(WHAT YOU HAVE TO DO)
Check every line below for the word "ανταποδοτικού" and copy each one that has it.

>>>

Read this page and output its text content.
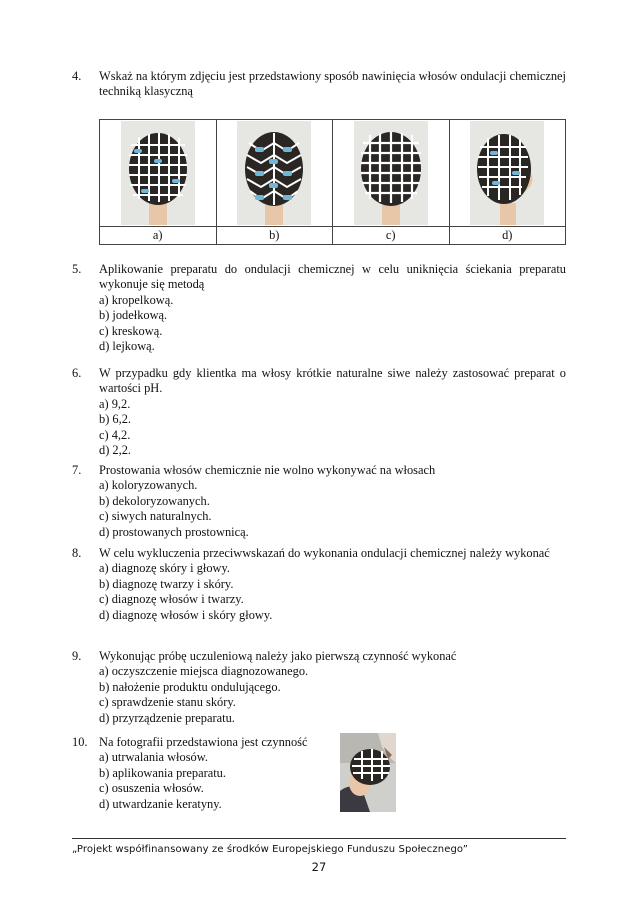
4. Wskaż na którym zdjęciu jest przedstawiony sposób nawinięcia włosów ondulacji chemicznej techniką klasyczną

a)	b)	c)	d)
5. Aplikowanie preparatu do ondulacji chemicznej w celu uniknięcia ściekania preparatu wykonuje się metodą
a) kropelkową.
b) jodełkową.
c) kreskową.
d) lejkową.
6. W przypadku gdy klientka ma włosy krótkie naturalne siwe należy zastosować preparat o wartości pH.
a) 9,2.
b) 6,2.
c) 4,2.
d) 2,2.
7. Prostowania włosów chemicznie nie wolno wykonywać na włosach
a) koloryzowanych.
b) dekoloryzowanych.
c) siwych naturalnych.
d) prostowanych prostownicą.
8. W celu wykluczenia przeciwwskazań do wykonania ondulacji chemicznej należy wykonać
a) diagnozę skóry i głowy.
b) diagnozę twarzy i skóry.
c) diagnozę włosów i twarzy.
d) diagnozę włosów i skóry głowy.
9. Wykonując próbę uczuleniową należy jako pierwszą czynność wykonać
a) oczyszczenie miejsca diagnozowanego.
b) nałożenie produktu ondulującego.
c) sprawdzenie stanu skóry.
d) przyrządzenie preparatu.
10. Na fotografii przedstawiona jest czynność
a) utrwalania włosów.
b) aplikowania preparatu.
c) osuszenia włosów.
d) utwardzanie keratyny.
„Projekt współfinansowany ze środków Europejskiego Funduszu Społecznego”
27
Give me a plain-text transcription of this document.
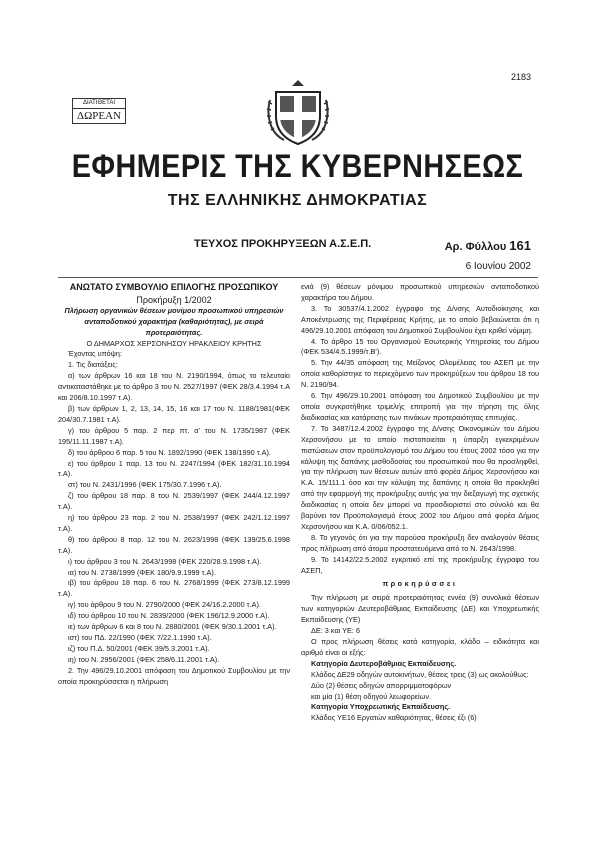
2183
ΔΙΑΤΙΘΕΤΑΙ
ΔΩΡΕΑΝ
ΕΦΗΜΕΡΙΣ ΤΗΣ ΚΥΒΕΡΝΗΣΕΩΣ
ΤΗΣ ΕΛΛΗΝΙΚΗΣ ΔΗΜΟΚΡΑΤΙΑΣ
ΤΕΥΧΟΣ ΠΡΟΚΗΡΥΞΕΩΝ Α.Σ.Ε.Π.	Αρ. Φύλλου 161
6 Ιουνίου 2002

ΑΝΩΤΑΤΟ ΣΥΜΒΟΥΛΙΟ ΕΠΙΛΟΓΗΣ ΠΡΟΣΩΠΙΚΟΥ

Προκήρυξη 1/2002

Πλήρωση οργανικών θέσεων μονίμου προσωπικού υπηρεσιών ανταποδοτικού χαρακτήρα (καθαριότητας), με σειρά προτεραιότητας.

Ο ΔΗΜΑΡΧΟΣ ΧΕΡΣΟΝΗΣΟΥ ΗΡΑΚΛΕΙΟΥ ΚΡΗΤΗΣ

Έχοντας υπόψη:

1. Τις διατάξεις:

α) των άρθρων 16 και 18 του Ν. 2190/1994, όπως το τελευταίο αντικαταστάθηκε με το άρθρο 3 του Ν. 2527/1997 (ΦΕΚ 28/3.4.1994 τ.Α και 206/8.10.1997 τ.Α).

β) των άρθρων 1, 2, 13, 14, 15, 16 και 17 του Ν. 1188/1981(ΦΕΚ 204/30.7.1981 τ.Α).

γ) του άρθρου 5 παρ. 2 περ πτ. α' του Ν. 1735/1987 (ΦΕΚ 195/11.11.1987 τ.Α).

δ) του άρθρου 6 παρ. 5 του Ν. 1892/1990 (ΦΕΚ 138/1990 τ.Α).

ε) του άρθρου 1 παρ. 13 του Ν. 2247/1994 (ΦΕΚ 182/31.10.1994 τ.Α).

στ) του Ν. 2431/1996 (ΦΕΚ 175/30.7.1996 τ.Α).

ζ) του άρθρου 18 παρ. 8 του Ν. 2539/1997 (ΦΕΚ 244/4.12.1997 τ.Α).

η) του άρθρου 23 παρ. 2 του Ν. 2538/1997 (ΦΕΚ 242/1.12.1997 τ.Α).

θ) του άρθρου 8 παρ. 12 του Ν. 2623/1998 (ΦΕΚ 139/25.6.1998 τ.Α).

ι) του άρθρου 3 του Ν. 2643/1998 (ΦΕΚ 220/28.9.1998 τ.Α).

ια) του Ν. 2738/1999 (ΦΕΚ 180/9.9.1999 τ.Α).

ιβ) του άρθρου 18 παρ. 6 του Ν. 2768/1999 (ΦΕΚ 273/8.12.1999 τ.Α).

ιγ) του άρθρου 9 του Ν. 2790/2000 (ΦΕΚ 24/16.2.2000 τ.Α).

ιδ) του άρθρου 10 του Ν. 2839/2000 (ΦΕΚ 196/12.9.2000 τ.Α).

ιε) των άρθρων 6 και 8 του Ν. 2880/2001 (ΦΕΚ 9/30.1.2001 τ.Α).

ιστ) του ΠΔ. 22/1990 (ΦΕΚ 7/22.1.1990 τ.Α).

ιζ) του Π.Δ. 50/2001 (ΦΕΚ 39/5.3.2001 τ.Α).

ιη) του Ν. 2956/2001 (ΦΕΚ 258/6.11.2001 τ.Α).

2. Την 496/29.10.2001 απόφαση του Δημοτικού Συμβουλίου με την οποία προκηρύσσεται η πλήρωση

ενιά (9) θέσεων μόνιμου προσωπικού υπηρεσιών ανταποδοτικού χαρακτήρα του Δήμου.

3. Το 30537/4.1.2002 έγγραφο της Δ/νσης Αυτοδιοίκησης και Αποκέντρωσης της Περιφέρειας Κρήτης, με το οποίο βεβαιώνεται ότι η 496/29.10.2001 απόφαση του Δημοτικού Συμβουλίου έχει κριθεί νόμιμη.

4. Το άρθρο 15 του Οργανισμού Εσωτερικής Υπηρεσίας του Δήμου (ΦΕΚ 534/4.5.1999/τ.Β').

5. Την 44/35 απόφαση της Μείζονος Ολομέλειας του ΑΣΕΠ με την οποία καθορίστηκε το περιεχόμενο των προκηρύξεων του άρθρου 18 του Ν. 2190/94.

6. Την 496/29.10.2001 απόφαση του Δημοτικού Συμβουλίου με την οποία συγκροτήθηκε τριμελής επιτροπή για την τήρηση της όλης διαδικασίας και κατάρτισης των πινάκων προτεραιότητας επιτυχίας.

7. Το 3487/12.4.2002 έγγραφο της Δ/νσης Οικονομικών του Δήμου Χερσονήσου με το οποίο πιστοποιείται η ύπαρξη εγκεκριμένων πιστώσεων στον προϋπολογισμό του Δήμου του έτους 2002 τόσο για την κάλυψη της δαπάνης μισθοδοσίας του προσωπικού που θα προσληφθεί, για την πλήρωση των θέσεων αυτών από φορέα Δήμος Χερσονήσου και Κ.Α. 15/111.1 όσο και την κάλυψη της δαπάνης η οποία θα προκληθεί από την εφαρμογή της προκήρυξης αυτής για την διεξαγωγή της σχετικής διαδικασίας η οποία δεν μπορεί να προσδιοριστεί στο σύνολό και θα βαρύνει τον Προϋπολογισμό έτους 2002 του Δήμου από φορέα Δήμος Χερσονήσου και Κ.Α. 0/06/052.1.

8. Το γεγονός ότι για την παρούσα προκήρυξη δεν αναλογούν θέσεις προς πλήρωση από άτομα προστατευόμενα από το Ν. 2643/1998.

9. Το 14142/22.5.2002 εγκριτικό επί της προκήρυξης έγγραφο του ΑΣΕΠ,

προκηρύσσει

Την πλήρωση με σειρά προτεραιότητας εννέα (9) συνολικά θέσεων των κατηγοριών Δευτεροβάθμιας Εκπαίδευσης (ΔΕ) και Υποχρεωτικής Εκπαίδευσης (ΥΕ)

ΔΕ: 3 και ΥΕ: 6

Ο προς πλήρωση θέσεις κατά κατηγορία, κλάδο – ειδικότητα και αριθμό είναι οι εξής:

Κατηγορία Δευτεροβάθμιας Εκπαίδευσης.

Κλάδος ΔΕ29 οδηγών αυτοκινήτων, θέσεις τρεις (3) ως ακολούθως:

Δύο (2) θέσεις οδηγών απορριμματοφόρων

και μία (1) θέση οδηγού λεωφορείων.

Κατηγορία Υποχρεωτικής Εκπαίδευσης.

Κλάδος ΥΕ16 Εργατών καθαριότητας, θέσεις έξι (6)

<<<

(RESULT OF THE EXERCISE)
Πλήρωση οργανικών θέσεων μονίμου προσωπικού υπηρεσιών ανταποδοτικού χαρακτήρα (καθαριότητας), με σειρά προτεραιότητας.
ενιά (9) θέσεων μόνιμου προσωπικού υπηρεσιών ανταποδοτικού χαρακτήρα του Δήμου.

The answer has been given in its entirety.